───── DATA SUPPLIED ─────

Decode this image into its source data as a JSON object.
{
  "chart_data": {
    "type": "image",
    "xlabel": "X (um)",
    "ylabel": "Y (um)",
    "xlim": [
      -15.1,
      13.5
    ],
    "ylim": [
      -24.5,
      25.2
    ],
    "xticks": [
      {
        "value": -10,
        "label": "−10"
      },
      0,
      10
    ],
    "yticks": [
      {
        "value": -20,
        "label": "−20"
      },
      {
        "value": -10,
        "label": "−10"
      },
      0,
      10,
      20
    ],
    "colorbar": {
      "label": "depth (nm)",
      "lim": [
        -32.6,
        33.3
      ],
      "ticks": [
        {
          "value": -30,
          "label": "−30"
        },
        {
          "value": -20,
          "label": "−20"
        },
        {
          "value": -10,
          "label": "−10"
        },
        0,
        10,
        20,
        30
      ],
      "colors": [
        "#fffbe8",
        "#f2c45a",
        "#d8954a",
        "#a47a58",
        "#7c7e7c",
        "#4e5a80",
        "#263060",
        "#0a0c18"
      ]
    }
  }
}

─────

▶ [GIVEN TASK]: Nothing should be left out: return all of the records exactly.

▶ [WRITTEN RESPONSE]:
Decode this image into its source data as a JSON object.
{
  "chart_data": {
    "type": "image",
    "xlabel": "X (um)",
    "ylabel": "Y (um)",
    "xlim": [
      -15.1,
      13.5
    ],
    "ylim": [
      -24.5,
      25.2
    ],
    "xticks": [
      {
        "value": -10,
        "label": "−10"
      },
      0,
      10
    ],
    "yticks": [
      {
        "value": -20,
        "label": "−20"
      },
      {
        "value": -10,
        "label": "−10"
      },
      0,
      10,
      20
    ],
    "colorbar": {
      "label": "depth (nm)",
      "lim": [
        -32.6,
        33.3
      ],
      "ticks": [
        {
          "value": -30,
          "label": "−30"
        },
        {
          "value": -20,
          "label": "−20"
        },
        {
          "value": -10,
          "label": "−10"
        },
        0,
        10,
        20,
        30
      ],
      "colors": [
        "#fffbe8",
        "#f2c45a",
        "#d8954a",
        "#a47a58",
        "#7c7e7c",
        "#4e5a80",
        "#263060",
        "#0a0c18"
      ]
    }
  }
}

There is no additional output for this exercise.